begin

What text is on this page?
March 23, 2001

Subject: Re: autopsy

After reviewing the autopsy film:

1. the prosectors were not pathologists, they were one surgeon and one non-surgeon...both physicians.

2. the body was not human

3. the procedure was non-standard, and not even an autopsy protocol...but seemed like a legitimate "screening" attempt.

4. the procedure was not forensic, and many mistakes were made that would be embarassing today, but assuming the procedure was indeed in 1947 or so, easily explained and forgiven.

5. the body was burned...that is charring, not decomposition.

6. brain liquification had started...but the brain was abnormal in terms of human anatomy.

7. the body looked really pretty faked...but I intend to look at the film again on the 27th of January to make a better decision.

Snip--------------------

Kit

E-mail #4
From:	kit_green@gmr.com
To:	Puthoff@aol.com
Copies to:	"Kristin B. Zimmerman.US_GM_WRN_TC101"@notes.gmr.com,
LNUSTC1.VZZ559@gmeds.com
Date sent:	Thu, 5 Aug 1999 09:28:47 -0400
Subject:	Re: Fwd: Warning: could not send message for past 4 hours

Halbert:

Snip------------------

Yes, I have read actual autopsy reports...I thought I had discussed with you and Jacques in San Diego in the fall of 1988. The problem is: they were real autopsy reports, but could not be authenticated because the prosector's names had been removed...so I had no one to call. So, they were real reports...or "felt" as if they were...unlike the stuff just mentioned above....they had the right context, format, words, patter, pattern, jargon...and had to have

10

end
begin

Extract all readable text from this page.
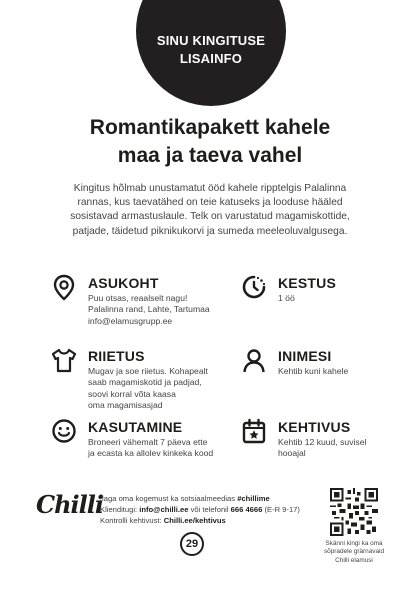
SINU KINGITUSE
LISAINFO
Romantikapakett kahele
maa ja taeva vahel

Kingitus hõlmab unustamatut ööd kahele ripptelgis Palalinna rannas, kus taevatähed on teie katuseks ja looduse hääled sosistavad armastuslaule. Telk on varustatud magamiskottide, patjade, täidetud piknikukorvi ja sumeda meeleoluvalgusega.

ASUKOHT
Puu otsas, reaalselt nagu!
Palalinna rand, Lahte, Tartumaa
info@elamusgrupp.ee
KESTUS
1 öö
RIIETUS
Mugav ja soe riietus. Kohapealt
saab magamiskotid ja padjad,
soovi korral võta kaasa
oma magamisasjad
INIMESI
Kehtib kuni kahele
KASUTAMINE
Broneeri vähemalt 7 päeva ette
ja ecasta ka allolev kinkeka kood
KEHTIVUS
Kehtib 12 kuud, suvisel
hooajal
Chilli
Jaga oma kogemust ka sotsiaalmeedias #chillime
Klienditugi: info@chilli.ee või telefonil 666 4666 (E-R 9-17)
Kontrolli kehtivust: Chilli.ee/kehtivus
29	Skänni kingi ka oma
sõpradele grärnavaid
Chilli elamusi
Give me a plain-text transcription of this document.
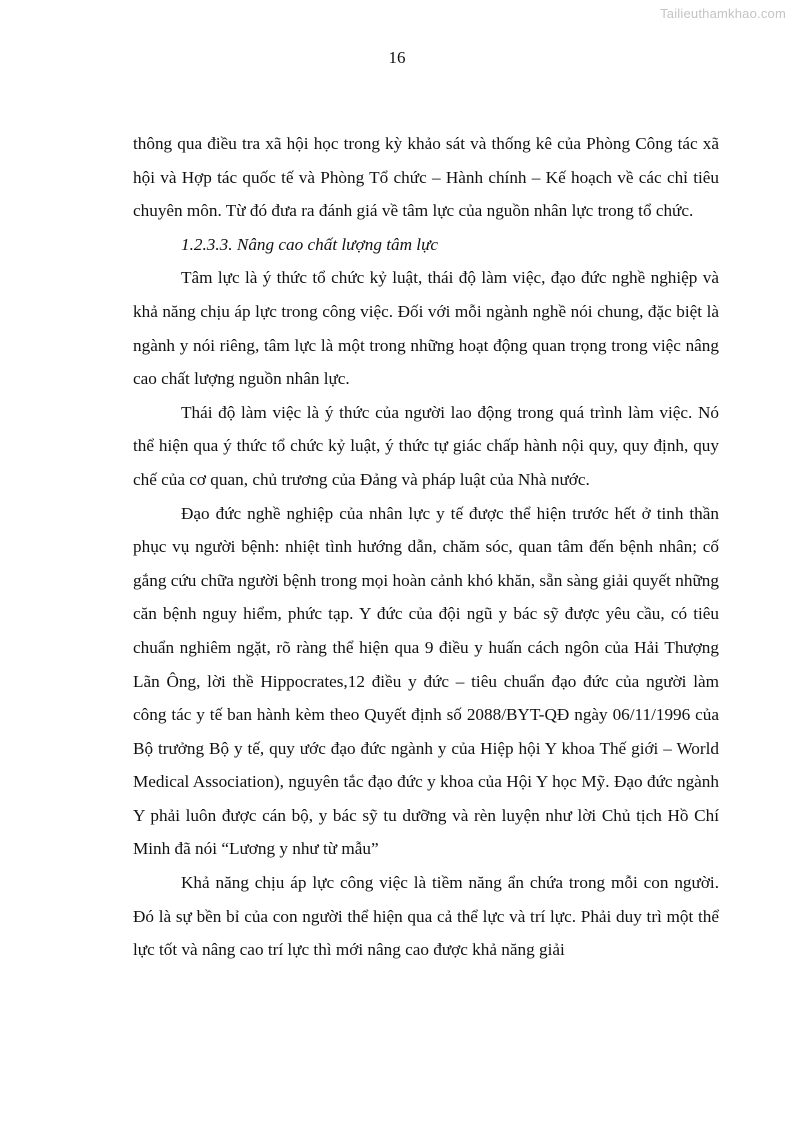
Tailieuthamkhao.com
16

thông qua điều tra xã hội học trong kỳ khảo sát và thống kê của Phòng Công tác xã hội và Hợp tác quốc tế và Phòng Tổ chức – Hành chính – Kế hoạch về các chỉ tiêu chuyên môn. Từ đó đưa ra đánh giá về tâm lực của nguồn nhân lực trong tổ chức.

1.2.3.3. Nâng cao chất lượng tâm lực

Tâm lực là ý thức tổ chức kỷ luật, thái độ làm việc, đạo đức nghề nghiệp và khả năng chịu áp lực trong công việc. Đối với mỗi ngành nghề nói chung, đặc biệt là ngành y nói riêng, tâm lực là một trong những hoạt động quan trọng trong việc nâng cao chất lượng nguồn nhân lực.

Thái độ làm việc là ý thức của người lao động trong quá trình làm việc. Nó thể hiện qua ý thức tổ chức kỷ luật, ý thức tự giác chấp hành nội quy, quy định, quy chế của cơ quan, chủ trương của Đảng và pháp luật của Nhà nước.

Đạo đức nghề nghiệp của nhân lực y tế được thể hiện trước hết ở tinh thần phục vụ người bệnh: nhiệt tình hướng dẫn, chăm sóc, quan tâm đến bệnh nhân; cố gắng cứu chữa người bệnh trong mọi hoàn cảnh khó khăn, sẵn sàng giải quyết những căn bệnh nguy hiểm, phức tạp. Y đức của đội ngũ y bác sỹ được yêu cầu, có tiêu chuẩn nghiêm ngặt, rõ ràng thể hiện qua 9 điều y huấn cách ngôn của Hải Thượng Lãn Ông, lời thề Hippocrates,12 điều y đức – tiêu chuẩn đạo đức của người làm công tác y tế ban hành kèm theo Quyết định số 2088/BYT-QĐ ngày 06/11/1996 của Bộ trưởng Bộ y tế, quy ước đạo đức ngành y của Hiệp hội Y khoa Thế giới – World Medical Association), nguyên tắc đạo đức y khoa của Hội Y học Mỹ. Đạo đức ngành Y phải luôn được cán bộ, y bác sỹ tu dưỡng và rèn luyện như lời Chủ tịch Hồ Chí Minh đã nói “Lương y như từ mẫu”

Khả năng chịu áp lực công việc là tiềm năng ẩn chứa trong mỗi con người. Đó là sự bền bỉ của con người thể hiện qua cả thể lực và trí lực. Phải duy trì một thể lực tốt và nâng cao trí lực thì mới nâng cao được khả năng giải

end
begin

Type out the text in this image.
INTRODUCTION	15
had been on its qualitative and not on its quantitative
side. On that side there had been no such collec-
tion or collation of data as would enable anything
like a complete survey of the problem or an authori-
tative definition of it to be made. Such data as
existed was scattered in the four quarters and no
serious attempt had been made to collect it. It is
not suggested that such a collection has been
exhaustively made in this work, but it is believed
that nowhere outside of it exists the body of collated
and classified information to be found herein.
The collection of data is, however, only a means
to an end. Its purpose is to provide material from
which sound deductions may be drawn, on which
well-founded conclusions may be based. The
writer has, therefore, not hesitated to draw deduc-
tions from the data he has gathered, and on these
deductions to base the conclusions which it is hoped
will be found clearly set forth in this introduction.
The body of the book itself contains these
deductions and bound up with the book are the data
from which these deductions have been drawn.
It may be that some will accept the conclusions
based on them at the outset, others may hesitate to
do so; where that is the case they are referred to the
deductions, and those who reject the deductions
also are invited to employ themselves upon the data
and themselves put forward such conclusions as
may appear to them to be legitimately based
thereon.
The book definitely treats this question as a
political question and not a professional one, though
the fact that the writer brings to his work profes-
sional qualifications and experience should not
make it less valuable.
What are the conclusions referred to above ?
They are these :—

end

Copy and report every line where the word "lượng" is present.

Response to the exercise –
1.2.3.3. Nâng cao chất lượng tâm lực
Tâm lực là ý thức tổ chức kỷ luật, thái độ làm việc, đạo đức nghề nghiệp và khả năng chịu áp lực trong công việc. Đối với mỗi ngành nghề nói chung, đặc biệt là ngành y nói riêng, tâm lực là một trong những hoạt động quan trọng trong việc nâng cao chất lượng nguồn nhân lực.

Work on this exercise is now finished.